▸ **Work instructions**:
Copy out the material below verbatim, from its start through the line containing "The first cam 220 is at (212, 300).", and output nothing beyond that line.

▸ **Dataset records**:
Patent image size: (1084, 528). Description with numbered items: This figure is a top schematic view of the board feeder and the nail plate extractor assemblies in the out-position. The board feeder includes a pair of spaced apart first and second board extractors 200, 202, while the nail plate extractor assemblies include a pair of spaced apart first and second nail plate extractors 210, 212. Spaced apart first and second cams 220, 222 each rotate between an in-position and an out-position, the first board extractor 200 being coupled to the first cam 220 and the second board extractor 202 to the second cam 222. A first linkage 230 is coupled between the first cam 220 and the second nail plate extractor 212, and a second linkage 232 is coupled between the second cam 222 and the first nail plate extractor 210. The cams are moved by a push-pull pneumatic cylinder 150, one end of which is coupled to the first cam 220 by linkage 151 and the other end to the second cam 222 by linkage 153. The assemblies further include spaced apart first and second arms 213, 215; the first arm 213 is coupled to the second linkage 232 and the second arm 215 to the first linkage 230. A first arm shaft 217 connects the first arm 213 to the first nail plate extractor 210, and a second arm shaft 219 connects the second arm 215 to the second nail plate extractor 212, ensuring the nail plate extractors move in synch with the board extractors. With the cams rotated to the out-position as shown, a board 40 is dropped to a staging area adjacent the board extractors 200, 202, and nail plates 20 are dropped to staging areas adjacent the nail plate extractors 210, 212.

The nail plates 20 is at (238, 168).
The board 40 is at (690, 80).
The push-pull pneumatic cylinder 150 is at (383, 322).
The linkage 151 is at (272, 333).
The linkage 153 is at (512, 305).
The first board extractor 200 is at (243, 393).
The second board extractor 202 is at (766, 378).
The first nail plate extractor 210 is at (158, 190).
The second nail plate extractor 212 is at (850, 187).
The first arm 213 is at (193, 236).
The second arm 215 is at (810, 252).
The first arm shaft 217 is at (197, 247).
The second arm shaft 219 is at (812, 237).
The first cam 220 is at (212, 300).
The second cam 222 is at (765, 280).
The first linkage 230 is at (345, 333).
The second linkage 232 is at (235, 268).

▸ **Result of this exercise**:
Patent image size: (1084, 528). Description with numbered items: This figure is a top schematic view of the board feeder and the nail plate extractor assemblies in the out-position. The board feeder includes a pair of spaced apart first and second board extractors 200, 202, while the nail plate extractor assemblies include a pair of spaced apart first and second nail plate extractors 210, 212. Spaced apart first and second cams 220, 222 each rotate between an in-position and an out-position, the first board extractor 200 being coupled to the first cam 220 and the second board extractor 202 to the second cam 222. A first linkage 230 is coupled between the first cam 220 and the second nail plate extractor 212, and a second linkage 232 is coupled between the second cam 222 and the first nail plate extractor 210. The cams are moved by a push-pull pneumatic cylinder 150, one end of which is coupled to the first cam 220 by linkage 151 and the other end to the second cam 222 by linkage 153. The assemblies further include spaced apart first and second arms 213, 215; the first arm 213 is coupled to the second linkage 232 and the second arm 215 to the first linkage 230. A first arm shaft 217 connects the first arm 213 to the first nail plate extractor 210, and a second arm shaft 219 connects the second arm 215 to the second nail plate extractor 212, ensuring the nail plate extractors move in synch with the board extractors. With the cams rotated to the out-position as shown, a board 40 is dropped to a staging area adjacent the board extractors 200, 202, and nail plates 20 are dropped to staging areas adjacent the nail plate extractors 210, 212.

The nail plates 20 is at (238, 168).
The board 40 is at (690, 80).
The push-pull pneumatic cylinder 150 is at (383, 322).
The linkage 151 is at (272, 333).
The linkage 153 is at (512, 305).
The first board extractor 200 is at (243, 393).
The second board extractor 202 is at (766, 378).
The first nail plate extractor 210 is at (158, 190).
The second nail plate extractor 212 is at (850, 187).
The first arm 213 is at (193, 236).
The second arm 215 is at (810, 252).
The first arm shaft 217 is at (197, 247).
The second arm shaft 219 is at (812, 237).
The first cam 220 is at (212, 300).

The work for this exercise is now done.